* Prompt
Edit the items starting at the first one and ending at the one that contains "cost-label: Selling and", replacing "Advertising" with "Marketing" and leaving everything else unchanged.
start Dataset records
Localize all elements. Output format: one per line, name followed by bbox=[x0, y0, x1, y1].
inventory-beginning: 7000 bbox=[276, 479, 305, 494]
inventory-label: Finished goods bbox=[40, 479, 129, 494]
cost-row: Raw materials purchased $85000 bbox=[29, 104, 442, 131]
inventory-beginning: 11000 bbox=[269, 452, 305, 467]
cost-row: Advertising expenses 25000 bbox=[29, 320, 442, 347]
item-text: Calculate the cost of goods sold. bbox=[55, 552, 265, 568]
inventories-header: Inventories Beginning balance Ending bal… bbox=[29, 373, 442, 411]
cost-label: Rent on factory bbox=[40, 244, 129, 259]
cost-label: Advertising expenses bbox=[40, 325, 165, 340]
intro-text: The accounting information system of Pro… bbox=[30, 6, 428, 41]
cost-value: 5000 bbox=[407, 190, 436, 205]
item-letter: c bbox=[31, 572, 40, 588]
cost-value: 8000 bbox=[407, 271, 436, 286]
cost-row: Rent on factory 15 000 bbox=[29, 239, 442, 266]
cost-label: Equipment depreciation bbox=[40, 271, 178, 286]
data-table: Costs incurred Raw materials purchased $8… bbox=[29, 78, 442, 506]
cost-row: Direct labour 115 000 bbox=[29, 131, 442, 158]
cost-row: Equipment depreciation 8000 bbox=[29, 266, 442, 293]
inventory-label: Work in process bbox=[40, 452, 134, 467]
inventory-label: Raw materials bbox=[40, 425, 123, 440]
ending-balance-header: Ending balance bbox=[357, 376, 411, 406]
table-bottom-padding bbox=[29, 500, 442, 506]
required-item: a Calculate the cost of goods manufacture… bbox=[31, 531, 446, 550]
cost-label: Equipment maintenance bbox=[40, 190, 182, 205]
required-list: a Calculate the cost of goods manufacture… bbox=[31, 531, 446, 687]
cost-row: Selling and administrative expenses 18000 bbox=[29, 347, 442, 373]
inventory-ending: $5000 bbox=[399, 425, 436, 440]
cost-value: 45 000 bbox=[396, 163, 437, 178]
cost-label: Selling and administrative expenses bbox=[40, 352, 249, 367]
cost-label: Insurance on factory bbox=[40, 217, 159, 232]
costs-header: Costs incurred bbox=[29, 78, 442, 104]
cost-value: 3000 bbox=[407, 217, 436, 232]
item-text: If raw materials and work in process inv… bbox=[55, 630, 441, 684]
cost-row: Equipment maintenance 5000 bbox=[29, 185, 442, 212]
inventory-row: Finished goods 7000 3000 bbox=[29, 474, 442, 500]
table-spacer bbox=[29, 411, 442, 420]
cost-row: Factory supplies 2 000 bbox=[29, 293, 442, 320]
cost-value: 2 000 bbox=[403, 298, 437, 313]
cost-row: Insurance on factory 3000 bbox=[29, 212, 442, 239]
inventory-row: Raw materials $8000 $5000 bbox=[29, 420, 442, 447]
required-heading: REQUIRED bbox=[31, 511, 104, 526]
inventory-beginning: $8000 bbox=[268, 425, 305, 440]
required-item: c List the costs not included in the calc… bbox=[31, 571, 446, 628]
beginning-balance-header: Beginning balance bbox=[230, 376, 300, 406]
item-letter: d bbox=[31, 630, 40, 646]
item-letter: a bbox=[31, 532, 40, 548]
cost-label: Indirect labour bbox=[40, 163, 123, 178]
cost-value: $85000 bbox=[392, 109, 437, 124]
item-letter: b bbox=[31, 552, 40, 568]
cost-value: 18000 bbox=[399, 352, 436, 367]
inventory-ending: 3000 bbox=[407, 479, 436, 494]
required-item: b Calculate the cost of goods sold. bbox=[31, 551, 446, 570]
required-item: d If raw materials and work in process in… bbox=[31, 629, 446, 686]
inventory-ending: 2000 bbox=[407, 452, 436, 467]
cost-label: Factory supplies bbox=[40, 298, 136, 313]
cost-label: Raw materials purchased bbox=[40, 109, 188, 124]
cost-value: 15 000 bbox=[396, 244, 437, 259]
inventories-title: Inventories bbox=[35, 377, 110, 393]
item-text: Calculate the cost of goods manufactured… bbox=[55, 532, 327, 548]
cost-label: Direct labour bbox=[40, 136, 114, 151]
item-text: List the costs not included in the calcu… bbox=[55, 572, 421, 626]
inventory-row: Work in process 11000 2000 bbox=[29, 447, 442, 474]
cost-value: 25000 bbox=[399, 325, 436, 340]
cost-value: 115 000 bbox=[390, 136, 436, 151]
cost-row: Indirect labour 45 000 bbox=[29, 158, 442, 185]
end Dataset records
* Response to this task
Localize all elements. Output format: one per line, name followed by bbox=[x0, y0, x1, y1].
inventory-beginning: 7000 bbox=[276, 479, 305, 494]
inventory-label: Finished goods bbox=[40, 479, 129, 494]
cost-row: Raw materials purchased $85000 bbox=[29, 104, 442, 131]
inventory-beginning: 11000 bbox=[269, 452, 305, 467]
cost-row: Marketing expenses 25000 bbox=[29, 320, 442, 347]
item-text: Calculate the cost of goods sold. bbox=[55, 552, 265, 568]
inventories-header: Inventories Beginning balance Ending bal… bbox=[29, 373, 442, 411]
cost-label: Rent on factory bbox=[40, 244, 129, 259]
cost-label: Marketing expenses bbox=[40, 325, 165, 340]
intro-text: The accounting information system of Pro… bbox=[30, 6, 428, 41]
cost-value: 5000 bbox=[407, 190, 436, 205]
item-letter: c bbox=[31, 572, 40, 588]
cost-value: 8000 bbox=[407, 271, 436, 286]
cost-row: Rent on factory 15 000 bbox=[29, 239, 442, 266]
cost-label: Equipment depreciation bbox=[40, 271, 178, 286]
data-table: Costs incurred Raw materials purchased $8… bbox=[29, 78, 442, 506]
cost-row: Direct labour 115 000 bbox=[29, 131, 442, 158]
cost-row: Equipment depreciation 8000 bbox=[29, 266, 442, 293]
inventory-label: Work in process bbox=[40, 452, 134, 467]
inventory-label: Raw materials bbox=[40, 425, 123, 440]
ending-balance-header: Ending balance bbox=[357, 376, 411, 406]
table-bottom-padding bbox=[29, 500, 442, 506]
required-item: a Calculate the cost of goods manufacture… bbox=[31, 531, 446, 550]
cost-label: Equipment maintenance bbox=[40, 190, 182, 205]
required-list: a Calculate the cost of goods manufacture… bbox=[31, 531, 446, 687]
cost-row: Selling and administrative expenses 18000 bbox=[29, 347, 442, 373]
inventory-ending: $5000 bbox=[399, 425, 436, 440]
cost-value: 45 000 bbox=[396, 163, 437, 178]
cost-label: Selling and administrative expenses bbox=[40, 352, 249, 367]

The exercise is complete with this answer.